Stored items:
start

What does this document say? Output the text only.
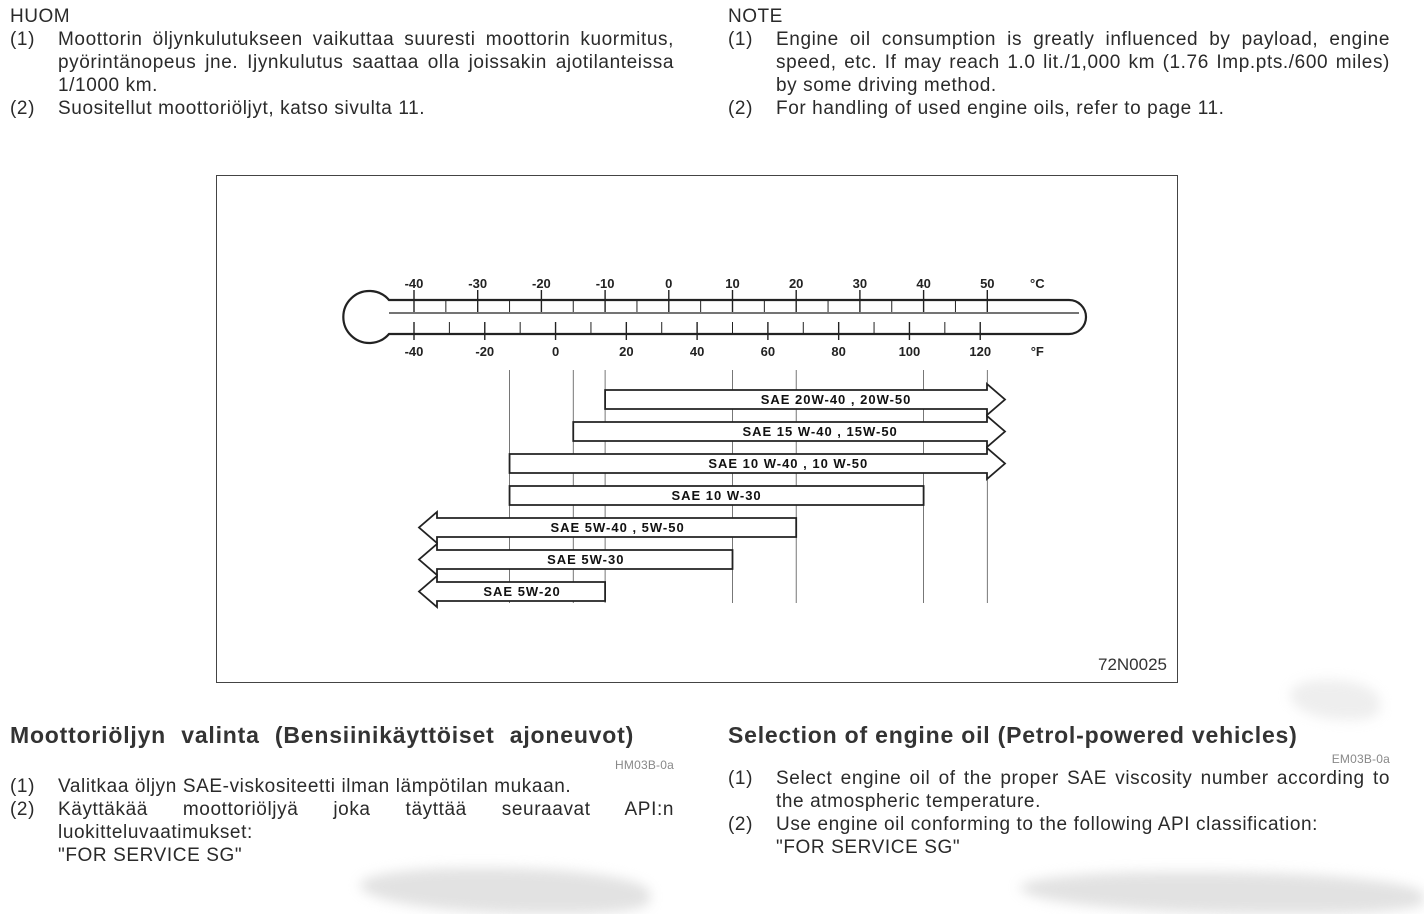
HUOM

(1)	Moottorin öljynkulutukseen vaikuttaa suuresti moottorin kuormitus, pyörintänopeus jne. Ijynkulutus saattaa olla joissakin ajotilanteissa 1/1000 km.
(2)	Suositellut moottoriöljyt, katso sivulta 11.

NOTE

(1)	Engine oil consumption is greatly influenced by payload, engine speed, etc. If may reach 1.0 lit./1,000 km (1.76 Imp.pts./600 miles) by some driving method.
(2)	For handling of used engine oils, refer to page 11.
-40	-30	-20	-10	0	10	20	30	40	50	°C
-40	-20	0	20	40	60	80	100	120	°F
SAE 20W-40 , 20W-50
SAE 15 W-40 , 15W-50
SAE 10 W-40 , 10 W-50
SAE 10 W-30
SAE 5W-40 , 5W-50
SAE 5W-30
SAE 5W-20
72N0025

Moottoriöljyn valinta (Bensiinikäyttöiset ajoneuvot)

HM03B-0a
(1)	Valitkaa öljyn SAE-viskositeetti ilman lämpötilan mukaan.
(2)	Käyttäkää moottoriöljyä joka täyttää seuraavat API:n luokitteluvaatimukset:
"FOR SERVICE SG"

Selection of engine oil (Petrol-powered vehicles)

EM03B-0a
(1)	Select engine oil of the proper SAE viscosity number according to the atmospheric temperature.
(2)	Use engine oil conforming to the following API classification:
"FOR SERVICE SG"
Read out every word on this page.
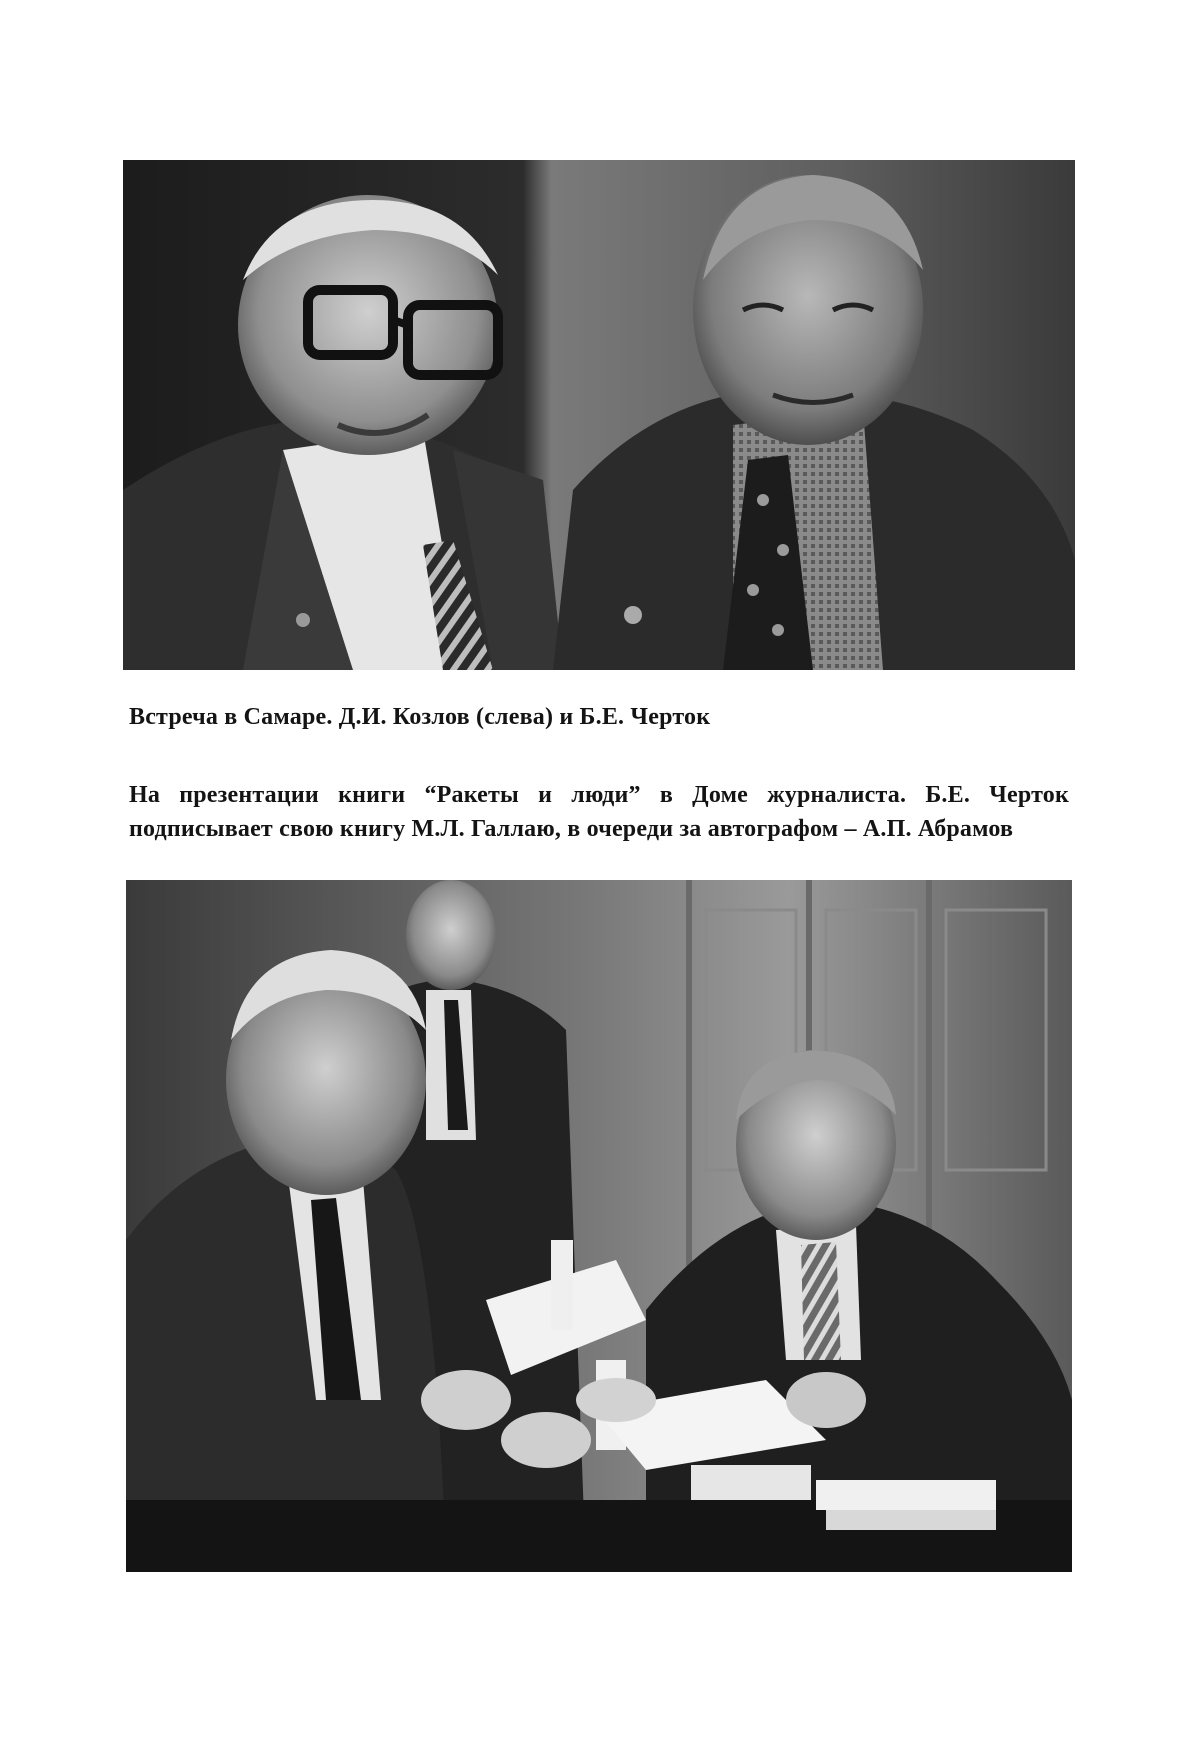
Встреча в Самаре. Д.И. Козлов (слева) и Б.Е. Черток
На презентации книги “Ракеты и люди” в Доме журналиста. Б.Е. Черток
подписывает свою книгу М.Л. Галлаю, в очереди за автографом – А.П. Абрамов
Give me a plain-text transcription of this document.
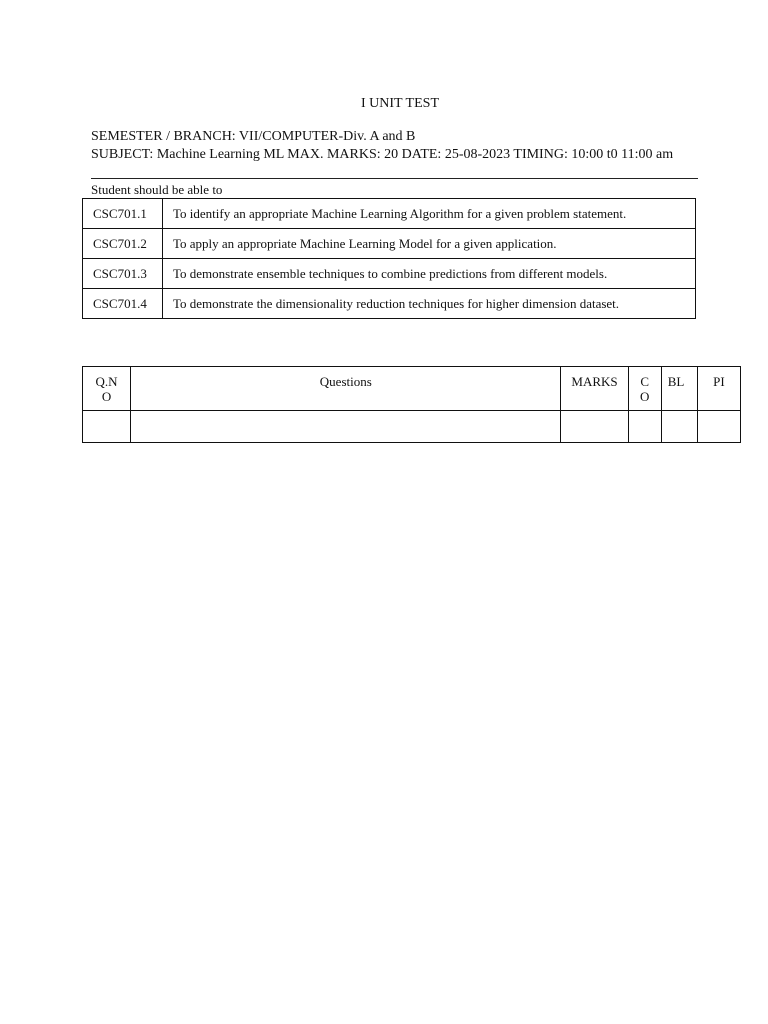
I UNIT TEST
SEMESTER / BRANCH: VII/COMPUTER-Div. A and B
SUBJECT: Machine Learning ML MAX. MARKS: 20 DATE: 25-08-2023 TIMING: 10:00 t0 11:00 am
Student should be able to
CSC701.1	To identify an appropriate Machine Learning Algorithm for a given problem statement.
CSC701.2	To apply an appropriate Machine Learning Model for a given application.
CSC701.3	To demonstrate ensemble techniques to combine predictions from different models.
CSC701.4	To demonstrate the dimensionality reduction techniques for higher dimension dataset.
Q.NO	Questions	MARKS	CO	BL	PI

end

▶ [REQUIRED TASK]
Write out every entry again word for word, without any of the pictures.

▶ [TASK SOLUTION]
What does this document say? Output the text only.
HUOM

(1)	Moottorin öljynkulutukseen vaikuttaa suuresti moottorin kuormitus, pyörintänopeus jne. Ijynkulutus saattaa olla joissakin ajotilanteissa 1/1000 km.
(2)	Suositellut moottoriöljyt, katso sivulta 11.

NOTE

(1)	Engine oil consumption is greatly influenced by payload, engine speed, etc. If may reach 1.0 lit./1,000 km (1.76 Imp.pts./600 miles) by some driving method.
(2)	For handling of used engine oils, refer to page 11.
-40	-30	-20	-10	0	10	20	30	40	50	°C
-40	-20	0	20	40	60	80	100	120	°F
SAE 20W-40 , 20W-50
SAE 15 W-40 , 15W-50
SAE 10 W-40 , 10 W-50
SAE 10 W-30
SAE 5W-40 , 5W-50
SAE 5W-30
SAE 5W-20
72N0025

Moottoriöljyn valinta (Bensiinikäyttöiset ajoneuvot)

HM03B-0a
(1)	Valitkaa öljyn SAE-viskositeetti ilman lämpötilan mukaan.
(2)	Käyttäkää moottoriöljyä joka täyttää seuraavat API:n luokitteluvaatimukset:
"FOR SERVICE SG"

Selection of engine oil (Petrol-powered vehicles)

EM03B-0a
(1)	Select engine oil of the proper SAE viscosity number according to the atmospheric temperature.
(2)	Use engine oil conforming to the following API classification:
"FOR SERVICE SG"
Read out every word on this page.
Встреча в Самаре. Д.И. Козлов (слева) и Б.Е. Черток
На презентации книги “Ракеты и люди” в Доме журналиста. Б.Е. Черток
подписывает свою книгу М.Л. Галлаю, в очереди за автографом – А.П. Абрамов
Give me a plain-text transcription of this document.
I UNIT TEST
SEMESTER / BRANCH: VII/COMPUTER-Div. A and B
SUBJECT: Machine Learning ML MAX. MARKS: 20 DATE: 25-08-2023 TIMING: 10:00 t0 11:00 am
Student should be able to
CSC701.1	To identify an appropriate Machine Learning Algorithm for a given problem statement.
CSC701.2	To apply an appropriate Machine Learning Model for a given application.
CSC701.3	To demonstrate ensemble techniques to combine predictions from different models.
CSC701.4	To demonstrate the dimensionality reduction techniques for higher dimension dataset.
Q.NO	Questions	MARKS	CO	BL	PI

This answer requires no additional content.